WHAT IS EXPECTED – Give, as a bare number, the count of lines that contain the word "tarjotun".

SUPPLIED RECORDS –
....

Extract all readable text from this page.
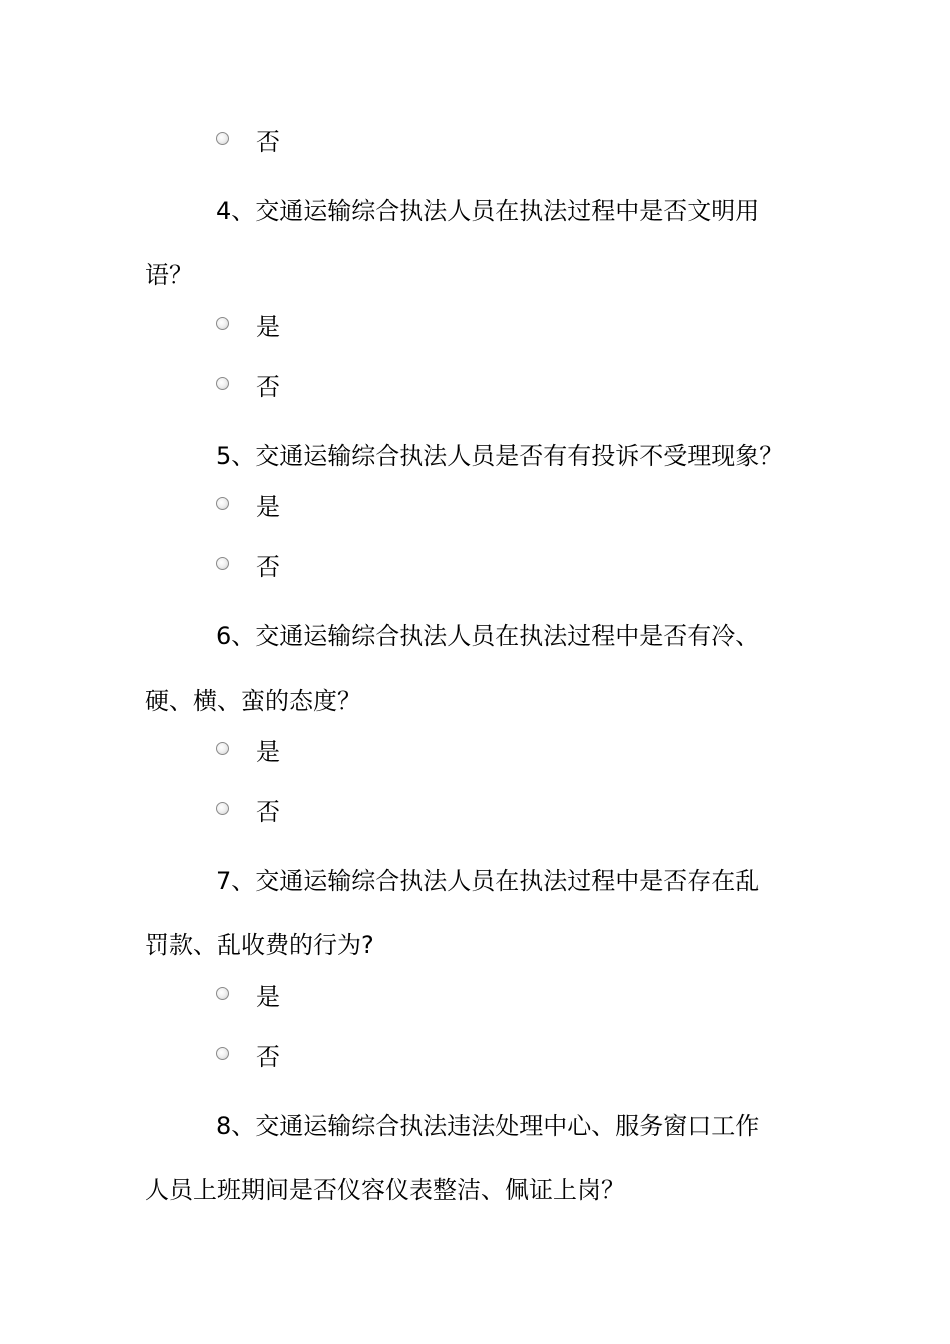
否
4、交通运输综合执法人员在执法过程中是否文明用
语？
是
否
5、交通运输综合执法人员是否有有投诉不受理现象？
是
否
6、交通运输综合执法人员在执法过程中是否有冷、
硬、横、蛮的态度？
是
否
7、交通运输综合执法人员在执法过程中是否存在乱
罚款、乱收费的行为?
是
否
8、交通运输综合执法违法处理中心、服务窗口工作
人员上班期间是否仪容仪表整洁、佩证上岗？
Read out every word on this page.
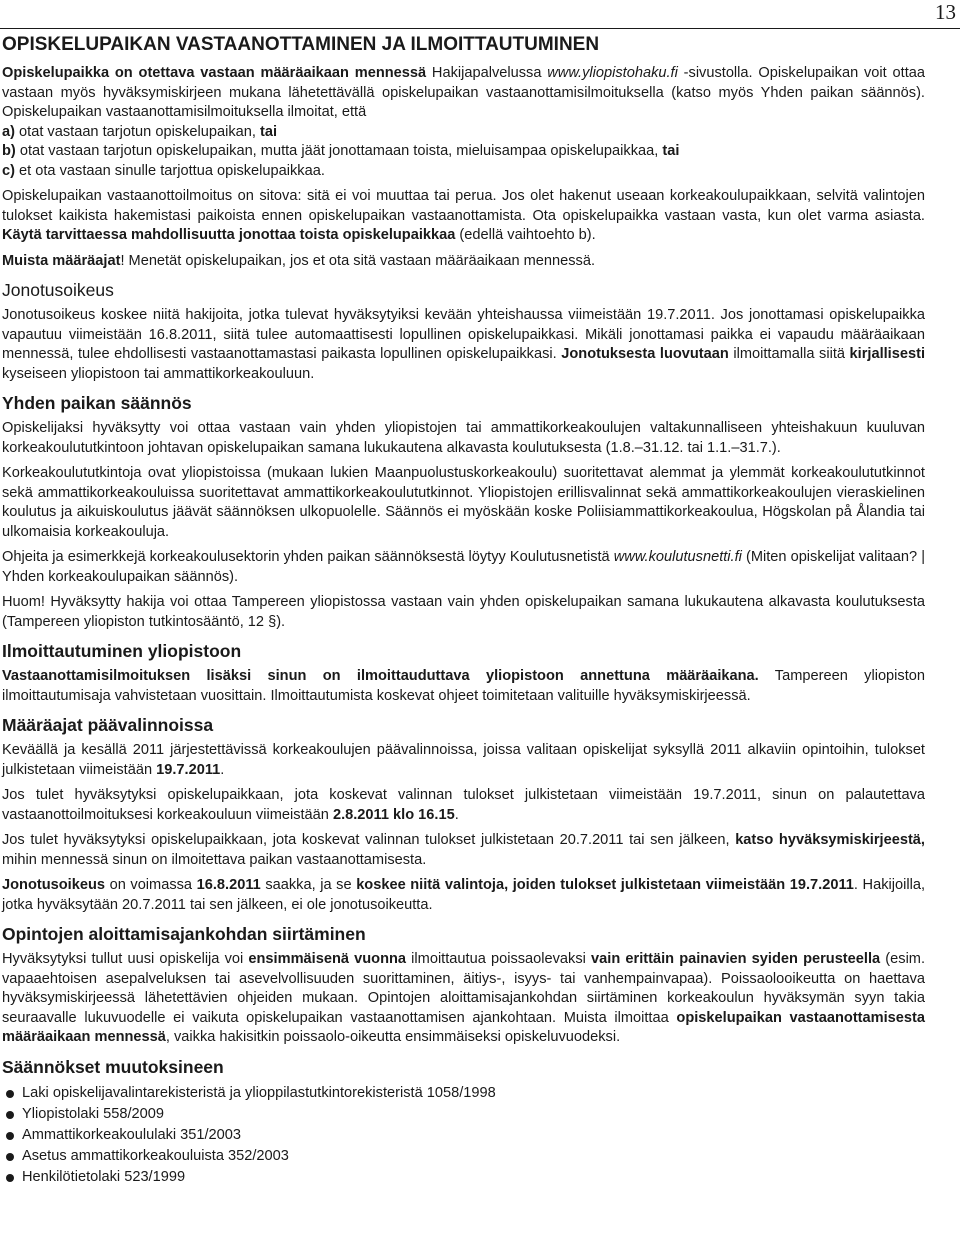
13
OPISKELUPAIKAN VASTAANOTTAMINEN JA ILMOITTAUTUMINEN

Opiskelupaikka on otettava vastaan määräaikaan mennessä Hakijapalvelussa www.yliopistohaku.fi -sivustolla. Opiskelupaikan voit ottaa vastaan myös hyväksymiskirjeen mukana lähetettävällä opiskelupaikan vastaanottamisilmoituksella (katso myös Yhden paikan säännös). Opiskelupaikan vastaanottamisilmoituksella ilmoitat, että

a) otat vastaan tarjotun opiskelupaikan, tai

b) otat vastaan tarjotun opiskelupaikan, mutta jäät jonottamaan toista, mieluisampaa opiskelupaikkaa, tai

c) et ota vastaan sinulle tarjottua opiskelupaikkaa.

Opiskelupaikan vastaanottoilmoitus on sitova: sitä ei voi muuttaa tai perua. Jos olet hakenut useaan korkeakoulupaikkaan, selvitä valintojen tulokset kaikista hakemistasi paikoista ennen opiskelupaikan vastaanottamista. Ota opiskelupaikka vastaan vasta, kun olet varma asiasta. Käytä tarvittaessa mahdollisuutta jonottaa toista opiskelupaikkaa (edellä vaihtoehto b).

Muista määräajat! Menetät opiskelupaikan, jos et ota sitä vastaan määräaikaan mennessä.

Jonotusoikeus

Jonotusoikeus koskee niitä hakijoita, jotka tulevat hyväksytyiksi kevään yhteishaussa viimeistään 19.7.2011. Jos jonottamasi opiskelupaikka vapautuu viimeistään 16.8.2011, siitä tulee automaattisesti lopullinen opiskelupaikkasi. Mikäli jonottamasi paikka ei vapaudu määräaikaan mennessä, tulee ehdollisesti vastaanottamastasi paikasta lopullinen opiskelupaikkasi. Jonotuksesta luovutaan ilmoittamalla siitä kirjallisesti kyseiseen yliopistoon tai ammattikorkeakouluun.

Yhden paikan säännös

Opiskelijaksi hyväksytty voi ottaa vastaan vain yhden yliopistojen tai ammattikorkeakoulujen valtakunnalliseen yhteishakuun kuuluvan korkeakoulututkintoon johtavan opiskelupaikan samana lukukautena alkavasta koulutuksesta (1.8.–31.12. tai 1.1.–31.7.).

Korkeakoulututkintoja ovat yliopistoissa (mukaan lukien Maanpuolustuskorkeakoulu) suoritettavat alemmat ja ylemmät korkeakoulututkinnot sekä ammattikorkeakouluissa suoritettavat ammattikorkeakoulututkinnot. Yliopistojen erillisvalinnat sekä ammattikorkeakoulujen vieraskielinen koulutus ja aikuiskoulutus jäävät säännöksen ulkopuolelle. Säännös ei myöskään koske Poliisiammattikorkeakoulua, Högskolan på Ålandia tai ulkomaisia korkeakouluja.

Ohjeita ja esimerkkejä korkeakoulusektorin yhden paikan säännöksestä löytyy Koulutusnetistä www.koulutusnetti.fi (Miten opiskelijat valitaan? | Yhden korkeakoulupaikan säännös).

Huom! Hyväksytty hakija voi ottaa Tampereen yliopistossa vastaan vain yhden opiskelupaikan samana lukukautena alkavasta koulutuksesta (Tampereen yliopiston tutkintosääntö, 12 §).

Ilmoittautuminen yliopistoon

Vastaanottamisilmoituksen lisäksi sinun on ilmoittauduttava yliopistoon annettuna määräaikana. Tampereen yliopiston ilmoittautumisaja vahvistetaan vuosittain. Ilmoittautumista koskevat ohjeet toimitetaan valituille hyväksymiskirjeessä.

Määräajat päävalinnoissa

Keväällä ja kesällä 2011 järjestettävissä korkeakoulujen päävalinnoissa, joissa valitaan opiskelijat syksyllä 2011 alkaviin opintoihin, tulokset julkistetaan viimeistään 19.7.2011.

Jos tulet hyväksytyksi opiskelupaikkaan, jota koskevat valinnan tulokset julkistetaan viimeistään 19.7.2011, sinun on palautettava vastaanottoilmoituksesi korkeakouluun viimeistään 2.8.2011 klo 16.15.

Jos tulet hyväksytyksi opiskelupaikkaan, jota koskevat valinnan tulokset julkistetaan 20.7.2011 tai sen jälkeen, katso hyväksymiskirjeestä, mihin mennessä sinun on ilmoitettava paikan vastaanottamisesta.

Jonotusoikeus on voimassa 16.8.2011 saakka, ja se koskee niitä valintoja, joiden tulokset julkistetaan viimeistään 19.7.2011. Hakijoilla, jotka hyväksytään 20.7.2011 tai sen jälkeen, ei ole jonotusoikeutta.

Opintojen aloittamisajankohdan siirtäminen

Hyväksytyksi tullut uusi opiskelija voi ensimmäisenä vuonna ilmoittautua poissaolevaksi vain erittäin painavien syiden perusteella (esim. vapaaehtoisen asepalveluksen tai asevelvollisuuden suorittaminen, äitiys-, isyys- tai vanhempainvapaa). Poissaolooikeutta on haettava hyväksymiskirjeessä lähetettävien ohjeiden mukaan. Opintojen aloittamisajankohdan siirtäminen korkeakoulun hyväksymän syyn takia seuraavalle lukuvuodelle ei vaikuta opiskelupaikan vastaanottamisen ajankohtaan. Muista ilmoittaa opiskelupaikan vastaanottamisesta määräaikaan mennessä, vaikka hakisitkin poissaolo-oikeutta ensimmäiseksi opiskeluvuodeksi.

Säännökset muutoksineen
Laki opiskelijavalintarekisteristä ja ylioppilastutkintorekisteristä 1058/1998
Yliopistolaki 558/2009
Ammattikorkeakoululaki 351/2003
Asetus ammattikorkeakouluista 352/2003
Henkilötietolaki 523/1999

....

SOLUTION TO THIS TASK – 2